• **Exercise description**: From the records below, pull each line that has "Zilla".

* start Listing *

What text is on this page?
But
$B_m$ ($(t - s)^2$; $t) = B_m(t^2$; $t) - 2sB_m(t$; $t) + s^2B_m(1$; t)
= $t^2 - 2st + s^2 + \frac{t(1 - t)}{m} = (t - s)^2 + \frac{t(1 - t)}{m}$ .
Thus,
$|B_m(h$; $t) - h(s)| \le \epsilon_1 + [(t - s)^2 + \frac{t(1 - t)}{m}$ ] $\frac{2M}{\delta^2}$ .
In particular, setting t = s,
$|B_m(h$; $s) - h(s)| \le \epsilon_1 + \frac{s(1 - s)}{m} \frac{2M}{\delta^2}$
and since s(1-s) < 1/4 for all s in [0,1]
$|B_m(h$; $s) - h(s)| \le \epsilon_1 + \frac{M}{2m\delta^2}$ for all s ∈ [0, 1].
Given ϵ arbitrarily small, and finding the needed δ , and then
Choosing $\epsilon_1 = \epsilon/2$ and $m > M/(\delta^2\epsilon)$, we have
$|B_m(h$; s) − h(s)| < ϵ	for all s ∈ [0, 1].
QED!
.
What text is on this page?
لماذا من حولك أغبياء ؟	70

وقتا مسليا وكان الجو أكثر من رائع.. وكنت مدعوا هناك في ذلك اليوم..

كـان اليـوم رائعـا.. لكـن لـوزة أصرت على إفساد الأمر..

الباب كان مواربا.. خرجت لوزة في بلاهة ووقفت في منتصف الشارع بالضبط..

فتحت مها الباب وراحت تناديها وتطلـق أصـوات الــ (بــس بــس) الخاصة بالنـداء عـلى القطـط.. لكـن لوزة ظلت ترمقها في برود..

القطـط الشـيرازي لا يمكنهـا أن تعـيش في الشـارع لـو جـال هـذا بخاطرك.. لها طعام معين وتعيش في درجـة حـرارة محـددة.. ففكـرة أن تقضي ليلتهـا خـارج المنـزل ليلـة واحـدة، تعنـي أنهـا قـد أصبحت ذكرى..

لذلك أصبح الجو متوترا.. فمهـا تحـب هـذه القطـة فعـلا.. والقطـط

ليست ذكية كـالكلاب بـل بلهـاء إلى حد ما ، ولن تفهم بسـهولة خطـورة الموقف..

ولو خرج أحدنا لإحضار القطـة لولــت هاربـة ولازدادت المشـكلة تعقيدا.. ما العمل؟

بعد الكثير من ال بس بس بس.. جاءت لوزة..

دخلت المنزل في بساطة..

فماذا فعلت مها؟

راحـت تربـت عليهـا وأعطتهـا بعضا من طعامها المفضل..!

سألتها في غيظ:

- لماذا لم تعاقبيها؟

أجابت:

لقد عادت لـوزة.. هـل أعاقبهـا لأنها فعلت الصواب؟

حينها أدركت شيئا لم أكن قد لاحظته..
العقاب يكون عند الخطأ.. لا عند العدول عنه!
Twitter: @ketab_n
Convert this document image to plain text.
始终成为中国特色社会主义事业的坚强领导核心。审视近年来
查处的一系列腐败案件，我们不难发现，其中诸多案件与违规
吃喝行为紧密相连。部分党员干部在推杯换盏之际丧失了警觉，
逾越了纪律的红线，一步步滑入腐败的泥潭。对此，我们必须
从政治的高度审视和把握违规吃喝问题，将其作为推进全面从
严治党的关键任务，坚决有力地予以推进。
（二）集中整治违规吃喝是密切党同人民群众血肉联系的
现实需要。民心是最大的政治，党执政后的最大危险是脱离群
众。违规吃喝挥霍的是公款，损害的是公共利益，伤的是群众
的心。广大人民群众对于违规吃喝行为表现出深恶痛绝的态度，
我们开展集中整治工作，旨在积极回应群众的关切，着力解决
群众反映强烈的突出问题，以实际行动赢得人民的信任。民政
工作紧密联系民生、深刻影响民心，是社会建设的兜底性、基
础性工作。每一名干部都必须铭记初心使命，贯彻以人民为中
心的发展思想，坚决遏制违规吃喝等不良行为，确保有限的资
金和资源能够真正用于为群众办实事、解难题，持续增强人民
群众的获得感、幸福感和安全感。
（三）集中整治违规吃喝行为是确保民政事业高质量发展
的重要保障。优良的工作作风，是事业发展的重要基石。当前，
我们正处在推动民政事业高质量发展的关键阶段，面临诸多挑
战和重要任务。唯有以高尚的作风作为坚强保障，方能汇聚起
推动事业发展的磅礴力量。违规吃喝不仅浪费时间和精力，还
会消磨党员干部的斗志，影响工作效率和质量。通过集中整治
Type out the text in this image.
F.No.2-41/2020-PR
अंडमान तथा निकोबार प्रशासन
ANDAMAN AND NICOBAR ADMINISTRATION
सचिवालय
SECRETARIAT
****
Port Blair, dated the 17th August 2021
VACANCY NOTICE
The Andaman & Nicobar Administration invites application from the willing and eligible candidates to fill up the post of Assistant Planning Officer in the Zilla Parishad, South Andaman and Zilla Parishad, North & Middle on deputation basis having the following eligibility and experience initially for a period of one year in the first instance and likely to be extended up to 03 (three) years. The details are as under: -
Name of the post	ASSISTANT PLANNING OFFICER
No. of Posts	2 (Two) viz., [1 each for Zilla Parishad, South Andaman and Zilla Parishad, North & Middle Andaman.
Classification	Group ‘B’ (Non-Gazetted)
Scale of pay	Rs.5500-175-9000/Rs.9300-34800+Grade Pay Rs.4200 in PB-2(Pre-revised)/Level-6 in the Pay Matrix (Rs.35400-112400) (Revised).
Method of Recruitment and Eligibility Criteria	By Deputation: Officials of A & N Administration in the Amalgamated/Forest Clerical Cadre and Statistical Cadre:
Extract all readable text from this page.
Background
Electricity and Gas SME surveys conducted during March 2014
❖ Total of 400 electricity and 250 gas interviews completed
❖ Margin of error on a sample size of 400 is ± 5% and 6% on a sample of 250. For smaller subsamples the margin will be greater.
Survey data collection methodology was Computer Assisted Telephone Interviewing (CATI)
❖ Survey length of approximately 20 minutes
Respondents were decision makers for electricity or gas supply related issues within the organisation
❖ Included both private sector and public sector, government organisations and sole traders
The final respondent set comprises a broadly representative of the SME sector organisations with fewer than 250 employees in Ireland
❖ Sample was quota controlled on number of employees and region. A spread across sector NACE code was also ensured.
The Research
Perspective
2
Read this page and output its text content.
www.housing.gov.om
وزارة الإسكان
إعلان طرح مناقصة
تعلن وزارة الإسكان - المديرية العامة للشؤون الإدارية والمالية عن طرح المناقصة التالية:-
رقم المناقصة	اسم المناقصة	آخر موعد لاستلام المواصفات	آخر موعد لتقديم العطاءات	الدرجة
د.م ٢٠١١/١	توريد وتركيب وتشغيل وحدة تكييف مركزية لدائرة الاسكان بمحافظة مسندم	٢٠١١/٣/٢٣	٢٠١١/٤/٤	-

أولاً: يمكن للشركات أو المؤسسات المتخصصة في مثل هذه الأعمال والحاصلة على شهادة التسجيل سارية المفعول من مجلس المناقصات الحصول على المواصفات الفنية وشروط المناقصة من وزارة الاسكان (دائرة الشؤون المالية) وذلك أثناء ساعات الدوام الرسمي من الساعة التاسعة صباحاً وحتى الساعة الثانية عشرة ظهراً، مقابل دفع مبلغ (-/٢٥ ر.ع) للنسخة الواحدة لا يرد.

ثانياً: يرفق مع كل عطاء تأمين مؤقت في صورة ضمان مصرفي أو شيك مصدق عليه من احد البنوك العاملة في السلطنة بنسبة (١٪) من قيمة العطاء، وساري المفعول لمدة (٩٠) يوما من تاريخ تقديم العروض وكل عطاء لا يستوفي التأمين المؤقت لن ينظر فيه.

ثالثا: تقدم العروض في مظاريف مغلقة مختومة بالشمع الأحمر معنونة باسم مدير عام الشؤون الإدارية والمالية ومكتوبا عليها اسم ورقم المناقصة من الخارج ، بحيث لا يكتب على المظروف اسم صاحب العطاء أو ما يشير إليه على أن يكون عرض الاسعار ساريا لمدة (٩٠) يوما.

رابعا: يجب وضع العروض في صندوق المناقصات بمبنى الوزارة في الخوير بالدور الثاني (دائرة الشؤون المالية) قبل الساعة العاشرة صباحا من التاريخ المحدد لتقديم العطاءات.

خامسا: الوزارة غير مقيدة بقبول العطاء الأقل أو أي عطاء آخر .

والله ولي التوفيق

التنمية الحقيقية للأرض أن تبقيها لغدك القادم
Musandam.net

* end Listing *

• **Solution for this problem**:
The Andaman & Nicobar Administration invites application from the willing and eligible candidates to fill up the post of Assistant Planning Officer in the Zilla Parishad, South Andaman and Zilla Parishad, North & Middle on deputation basis having the following eligibility and experience initially for a period of one year in the first instance and likely to be extended up to 03 (three) years. The details are as under: -
No. of Posts	2 (Two) viz., [1 each for Zilla Parishad, South Andaman and Zilla Parishad, North & Middle Andaman.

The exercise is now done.